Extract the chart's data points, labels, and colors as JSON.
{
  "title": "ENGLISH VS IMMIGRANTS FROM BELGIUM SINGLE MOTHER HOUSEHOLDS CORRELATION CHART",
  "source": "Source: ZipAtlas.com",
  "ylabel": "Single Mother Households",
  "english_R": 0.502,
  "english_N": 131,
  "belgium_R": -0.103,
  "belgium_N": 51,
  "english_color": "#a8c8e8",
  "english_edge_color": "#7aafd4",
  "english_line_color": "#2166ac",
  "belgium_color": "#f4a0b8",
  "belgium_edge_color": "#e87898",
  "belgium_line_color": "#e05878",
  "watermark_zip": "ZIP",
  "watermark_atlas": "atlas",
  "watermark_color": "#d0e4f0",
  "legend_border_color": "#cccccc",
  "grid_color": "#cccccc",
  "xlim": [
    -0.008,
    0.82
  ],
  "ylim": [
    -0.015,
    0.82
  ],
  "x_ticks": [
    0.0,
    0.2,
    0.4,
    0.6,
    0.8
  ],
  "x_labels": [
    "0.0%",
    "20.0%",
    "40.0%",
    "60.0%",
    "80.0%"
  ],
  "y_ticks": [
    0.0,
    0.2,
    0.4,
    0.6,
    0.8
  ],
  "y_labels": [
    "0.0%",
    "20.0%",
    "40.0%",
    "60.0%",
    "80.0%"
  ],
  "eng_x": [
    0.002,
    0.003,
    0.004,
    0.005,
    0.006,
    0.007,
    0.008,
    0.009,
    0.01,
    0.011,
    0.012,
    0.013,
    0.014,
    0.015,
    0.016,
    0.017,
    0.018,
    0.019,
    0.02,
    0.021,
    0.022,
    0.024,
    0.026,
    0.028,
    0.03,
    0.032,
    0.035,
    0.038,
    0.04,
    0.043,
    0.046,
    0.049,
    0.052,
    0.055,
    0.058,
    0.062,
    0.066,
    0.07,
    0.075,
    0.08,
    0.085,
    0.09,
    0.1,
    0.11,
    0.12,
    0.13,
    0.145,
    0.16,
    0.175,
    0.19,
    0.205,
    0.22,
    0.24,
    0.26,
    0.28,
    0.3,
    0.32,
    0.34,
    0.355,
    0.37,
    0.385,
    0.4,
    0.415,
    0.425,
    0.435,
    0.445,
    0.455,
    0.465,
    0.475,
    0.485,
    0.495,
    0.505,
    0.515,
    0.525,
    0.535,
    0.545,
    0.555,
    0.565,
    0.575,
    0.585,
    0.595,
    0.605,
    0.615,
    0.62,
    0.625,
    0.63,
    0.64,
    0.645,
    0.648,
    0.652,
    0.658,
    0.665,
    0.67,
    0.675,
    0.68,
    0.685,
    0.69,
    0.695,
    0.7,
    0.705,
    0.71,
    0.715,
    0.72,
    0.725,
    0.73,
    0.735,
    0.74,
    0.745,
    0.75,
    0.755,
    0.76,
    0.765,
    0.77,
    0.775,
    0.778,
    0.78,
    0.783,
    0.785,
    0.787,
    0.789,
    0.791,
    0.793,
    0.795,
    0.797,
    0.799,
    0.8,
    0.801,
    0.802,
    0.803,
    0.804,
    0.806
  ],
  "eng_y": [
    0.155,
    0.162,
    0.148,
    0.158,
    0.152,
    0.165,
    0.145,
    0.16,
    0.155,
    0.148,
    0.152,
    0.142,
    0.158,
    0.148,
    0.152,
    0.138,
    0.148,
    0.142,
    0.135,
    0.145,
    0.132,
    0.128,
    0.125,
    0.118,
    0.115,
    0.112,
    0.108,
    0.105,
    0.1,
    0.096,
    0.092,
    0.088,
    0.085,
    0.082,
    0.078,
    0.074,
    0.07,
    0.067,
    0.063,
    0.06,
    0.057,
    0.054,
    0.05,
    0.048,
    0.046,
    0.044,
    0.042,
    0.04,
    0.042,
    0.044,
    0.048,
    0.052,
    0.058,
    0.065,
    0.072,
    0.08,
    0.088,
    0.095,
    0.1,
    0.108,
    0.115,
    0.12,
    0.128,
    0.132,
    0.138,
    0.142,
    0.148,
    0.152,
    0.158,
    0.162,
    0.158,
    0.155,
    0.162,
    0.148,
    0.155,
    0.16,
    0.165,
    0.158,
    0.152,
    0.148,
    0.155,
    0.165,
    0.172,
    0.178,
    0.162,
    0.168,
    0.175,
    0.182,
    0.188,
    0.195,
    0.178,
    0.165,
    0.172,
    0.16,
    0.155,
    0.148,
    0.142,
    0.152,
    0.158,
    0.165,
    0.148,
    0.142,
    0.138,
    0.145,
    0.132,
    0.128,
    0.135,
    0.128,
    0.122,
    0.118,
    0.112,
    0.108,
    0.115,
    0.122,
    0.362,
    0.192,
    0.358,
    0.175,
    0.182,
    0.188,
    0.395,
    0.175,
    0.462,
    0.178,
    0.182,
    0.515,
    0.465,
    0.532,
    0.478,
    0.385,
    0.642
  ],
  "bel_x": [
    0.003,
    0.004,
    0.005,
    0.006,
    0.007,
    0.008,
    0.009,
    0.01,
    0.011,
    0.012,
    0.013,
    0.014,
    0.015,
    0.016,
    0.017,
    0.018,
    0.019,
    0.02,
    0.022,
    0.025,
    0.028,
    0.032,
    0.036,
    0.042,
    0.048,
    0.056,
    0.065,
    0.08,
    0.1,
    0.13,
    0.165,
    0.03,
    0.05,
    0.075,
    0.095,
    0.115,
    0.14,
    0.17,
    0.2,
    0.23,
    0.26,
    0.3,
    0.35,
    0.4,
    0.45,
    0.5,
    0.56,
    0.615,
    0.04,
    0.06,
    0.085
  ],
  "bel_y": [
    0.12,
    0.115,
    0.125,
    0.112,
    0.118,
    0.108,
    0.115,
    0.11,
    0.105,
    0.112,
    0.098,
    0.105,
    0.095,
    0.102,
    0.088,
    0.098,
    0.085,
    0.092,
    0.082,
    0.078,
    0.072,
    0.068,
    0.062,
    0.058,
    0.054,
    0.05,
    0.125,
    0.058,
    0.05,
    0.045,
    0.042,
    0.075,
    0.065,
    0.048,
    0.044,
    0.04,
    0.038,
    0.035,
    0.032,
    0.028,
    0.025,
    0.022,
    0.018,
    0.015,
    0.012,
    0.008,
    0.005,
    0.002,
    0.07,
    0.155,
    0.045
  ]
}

□ □ □

Repeat all of the entries exactly.

Extract the chart's data points, labels, and colors as JSON.
{
  "title": "ENGLISH VS IMMIGRANTS FROM BELGIUM SINGLE MOTHER HOUSEHOLDS CORRELATION CHART",
  "source": "Source: ZipAtlas.com",
  "ylabel": "Single Mother Households",
  "english_R": 0.502,
  "english_N": 131,
  "belgium_R": -0.103,
  "belgium_N": 51,
  "english_color": "#a8c8e8",
  "english_edge_color": "#7aafd4",
  "english_line_color": "#2166ac",
  "belgium_color": "#f4a0b8",
  "belgium_edge_color": "#e87898",
  "belgium_line_color": "#e05878",
  "watermark_zip": "ZIP",
  "watermark_atlas": "atlas",
  "watermark_color": "#d0e4f0",
  "legend_border_color": "#cccccc",
  "grid_color": "#cccccc",
  "xlim": [
    -0.008,
    0.82
  ],
  "ylim": [
    -0.015,
    0.82
  ],
  "x_ticks": [
    0.0,
    0.2,
    0.4,
    0.6,
    0.8
  ],
  "x_labels": [
    "0.0%",
    "20.0%",
    "40.0%",
    "60.0%",
    "80.0%"
  ],
  "y_ticks": [
    0.0,
    0.2,
    0.4,
    0.6,
    0.8
  ],
  "y_labels": [
    "0.0%",
    "20.0%",
    "40.0%",
    "60.0%",
    "80.0%"
  ],
  "eng_x": [
    0.002,
    0.003,
    0.004,
    0.005,
    0.006,
    0.007,
    0.008,
    0.009,
    0.01,
    0.011,
    0.012,
    0.013,
    0.014,
    0.015,
    0.016,
    0.017,
    0.018,
    0.019,
    0.02,
    0.021,
    0.022,
    0.024,
    0.026,
    0.028,
    0.03,
    0.032,
    0.035,
    0.038,
    0.04,
    0.043,
    0.046,
    0.049,
    0.052,
    0.055,
    0.058,
    0.062,
    0.066,
    0.07,
    0.075,
    0.08,
    0.085,
    0.09,
    0.1,
    0.11,
    0.12,
    0.13,
    0.145,
    0.16,
    0.175,
    0.19,
    0.205,
    0.22,
    0.24,
    0.26,
    0.28,
    0.3,
    0.32,
    0.34,
    0.355,
    0.37,
    0.385,
    0.4,
    0.415,
    0.425,
    0.435,
    0.445,
    0.455,
    0.465,
    0.475,
    0.485,
    0.495,
    0.505,
    0.515,
    0.525,
    0.535,
    0.545,
    0.555,
    0.565,
    0.575,
    0.585,
    0.595,
    0.605,
    0.615,
    0.62,
    0.625,
    0.63,
    0.64,
    0.645,
    0.648,
    0.652,
    0.658,
    0.665,
    0.67,
    0.675,
    0.68,
    0.685,
    0.69,
    0.695,
    0.7,
    0.705,
    0.71,
    0.715,
    0.72,
    0.725,
    0.73,
    0.735,
    0.74,
    0.745,
    0.75,
    0.755,
    0.76,
    0.765,
    0.77,
    0.775,
    0.778,
    0.78,
    0.783,
    0.785,
    0.787,
    0.789,
    0.791,
    0.793,
    0.795,
    0.797,
    0.799,
    0.8,
    0.801,
    0.802,
    0.803,
    0.804,
    0.806
  ],
  "eng_y": [
    0.155,
    0.162,
    0.148,
    0.158,
    0.152,
    0.165,
    0.145,
    0.16,
    0.155,
    0.148,
    0.152,
    0.142,
    0.158,
    0.148,
    0.152,
    0.138,
    0.148,
    0.142,
    0.135,
    0.145,
    0.132,
    0.128,
    0.125,
    0.118,
    0.115,
    0.112,
    0.108,
    0.105,
    0.1,
    0.096,
    0.092,
    0.088,
    0.085,
    0.082,
    0.078,
    0.074,
    0.07,
    0.067,
    0.063,
    0.06,
    0.057,
    0.054,
    0.05,
    0.048,
    0.046,
    0.044,
    0.042,
    0.04,
    0.042,
    0.044,
    0.048,
    0.052,
    0.058,
    0.065,
    0.072,
    0.08,
    0.088,
    0.095,
    0.1,
    0.108,
    0.115,
    0.12,
    0.128,
    0.132,
    0.138,
    0.142,
    0.148,
    0.152,
    0.158,
    0.162,
    0.158,
    0.155,
    0.162,
    0.148,
    0.155,
    0.16,
    0.165,
    0.158,
    0.152,
    0.148,
    0.155,
    0.165,
    0.172,
    0.178,
    0.162,
    0.168,
    0.175,
    0.182,
    0.188,
    0.195,
    0.178,
    0.165,
    0.172,
    0.16,
    0.155,
    0.148,
    0.142,
    0.152,
    0.158,
    0.165,
    0.148,
    0.142,
    0.138,
    0.145,
    0.132,
    0.128,
    0.135,
    0.128,
    0.122,
    0.118,
    0.112,
    0.108,
    0.115,
    0.122,
    0.362,
    0.192,
    0.358,
    0.175,
    0.182,
    0.188,
    0.395,
    0.175,
    0.462,
    0.178,
    0.182,
    0.515,
    0.465,
    0.532,
    0.478,
    0.385,
    0.642
  ],
  "bel_x": [
    0.003,
    0.004,
    0.005,
    0.006,
    0.007,
    0.008,
    0.009,
    0.01,
    0.011,
    0.012,
    0.013,
    0.014,
    0.015,
    0.016,
    0.017,
    0.018,
    0.019,
    0.02,
    0.022,
    0.025,
    0.028,
    0.032,
    0.036,
    0.042,
    0.048,
    0.056,
    0.065,
    0.08,
    0.1,
    0.13,
    0.165,
    0.03,
    0.05,
    0.075,
    0.095,
    0.115,
    0.14,
    0.17,
    0.2,
    0.23,
    0.26,
    0.3,
    0.35,
    0.4,
    0.45,
    0.5,
    0.56,
    0.615,
    0.04,
    0.06,
    0.085
  ],
  "bel_y": [
    0.12,
    0.115,
    0.125,
    0.112,
    0.118,
    0.108,
    0.115,
    0.11,
    0.105,
    0.112,
    0.098,
    0.105,
    0.095,
    0.102,
    0.088,
    0.098,
    0.085,
    0.092,
    0.082,
    0.078,
    0.072,
    0.068,
    0.062,
    0.058,
    0.054,
    0.05,
    0.125,
    0.058,
    0.05,
    0.045,
    0.042,
    0.075,
    0.065,
    0.048,
    0.044,
    0.04,
    0.038,
    0.035,
    0.032,
    0.028,
    0.025,
    0.022,
    0.018,
    0.015,
    0.012,
    0.008,
    0.005,
    0.002,
    0.07,
    0.155,
    0.045
  ]
}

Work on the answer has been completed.